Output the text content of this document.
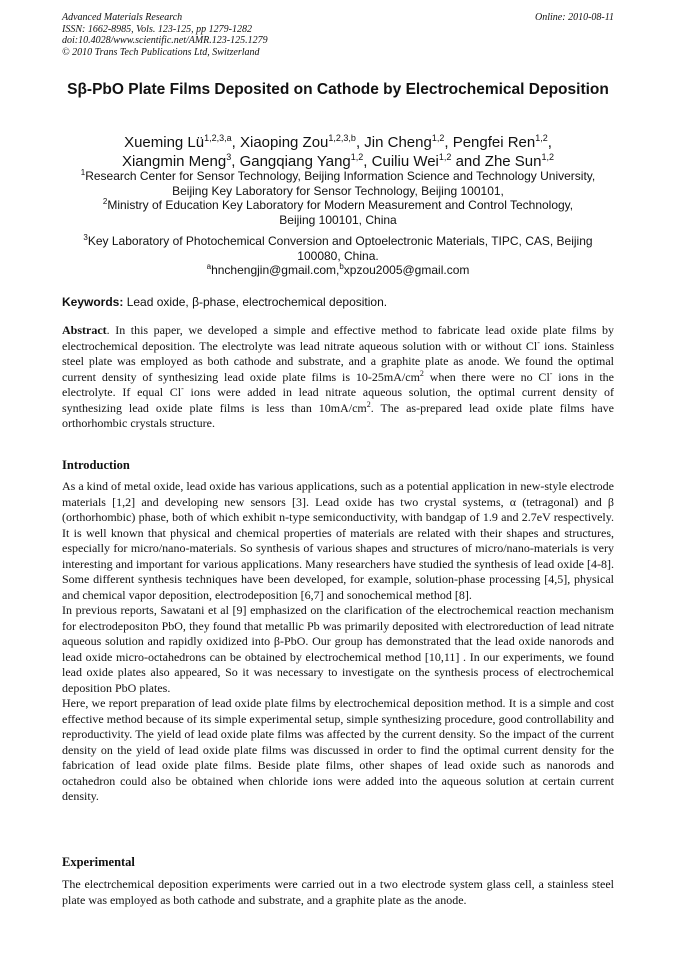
Advanced Materials Research
ISSN: 1662-8985, Vols. 123-125, pp 1279-1282
doi:10.4028/www.scientific.net/AMR.123-125.1279
© 2010 Trans Tech Publications Ltd, Switzerland
Online: 2010-08-11
Sβ-PbO Plate Films Deposited on Cathode by Electrochemical Deposition
Xueming Lü$^{1,2,3,a}$, Xiaoping Zou$^{1,2,3,b}$, Jin Cheng$^{1,2}$, Pengfei Ren$^{1,2}$,
Xiangmin Meng$^3$, Gangqiang Yang$^{1,2}$, Cuiliu Wei$^{1,2}$ and Zhe Sun$^{1,2}$
$^1$Research Center for Sensor Technology, Beijing Information Science and Technology University,
Beijing Key Laboratory for Sensor Technology, Beijing 100101,
$^2$Ministry of Education Key Laboratory for Modern Measurement and Control Technology,
Beijing 100101, China
$^3$Key Laboratory of Photochemical Conversion and Optoelectronic Materials, TIPC, CAS, Beijing
100080, China.
$^a$hnchengjin@gmail.com,$^b$xpzou2005@gmail.com
Keywords: Lead oxide, β-phase, electrochemical deposition.

Abstract. In this paper, we developed a simple and effective method to fabricate lead oxide plate films by electrochemical deposition. The electrolyte was lead nitrate aqueous solution with or without Cl- ions. Stainless steel plate was employed as both cathode and substrate, and a graphite plate as anode. We found the optimal current density of synthesizing lead oxide plate films is $10-25mA/cm^2$ when there were no Cl- ions in the electrolyte. If equal Cl- ions were added in lead nitrate aqueous solution, the optimal current density of synthesizing lead oxide plate films is less than $10mA/cm^2$. The as-prepared lead oxide plate films have orthorhombic crystals structure.

Introduction

As a kind of metal oxide, lead oxide has various applications, such as a potential application in new-style electrode materials [1,2] and developing new sensors [3]. Lead oxide has two crystal systems, α (tetragonal) and β (orthorhombic) phase, both of which exhibit n-type semiconductivity, with bandgap of 1.9 and 2.7eV respectively. It is well known that physical and chemical properties of materials are related with their shapes and structures, especially for micro/nano-materials. So synthesis of various shapes and structures of micro/nano-materials is very interesting and important for various applications. Many researchers have studied the synthesis of lead oxide [4-8]. Some different synthesis techniques have been developed, for example, solution-phase processing [4,5], physical and chemical vapor deposition, electrodeposition [6,7] and sonochemical method [8].

In previous reports, Sawatani et al [9] emphasized on the clarification of the electrochemical reaction mechanism for electrodepositon PbO, they found that metallic Pb was primarily deposited with electroreduction of lead nitrate aqueous solution and rapidly oxidized into β-PbO. Our group has demonstrated that the lead oxide nanorods and lead oxide micro-octahedrons can be obtained by electrochemical method [10,11] . In our experiments, we found lead oxide plates also appeared, So it was necessary to investigate on the synthesis process of electrochemical deposition PbO plates.

Here, we report preparation of lead oxide plate films by electrochemical deposition method. It is a simple and cost effective method because of its simple experimental setup, simple synthesizing procedure, good controllability and reproductivity. The yield of lead oxide plate films was affected by the current density. So the impact of the current density on the yield of lead oxide plate films was discussed in order to find the optimal current density for the fabrication of lead oxide plate films. Beside plate films, other shapes of lead oxide such as nanorods and octahedron could also be obtained when chloride ions were added into the aqueous solution at certain current density.

Experimental

The electrchemical deposition experiments were carried out in a two electrode system glass cell, a stainless steel plate was employed as both cathode and substrate, and a graphite plate as the anode.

> [Problem description]: Using the records above, copy each line that contains "Technology".

> [The answer]:
$^1$Research Center for Sensor Technology, Beijing Information Science and Technology University,
Beijing Key Laboratory for Sensor Technology, Beijing 100101,
$^2$Ministry of Education Key Laboratory for Modern Measurement and Control Technology,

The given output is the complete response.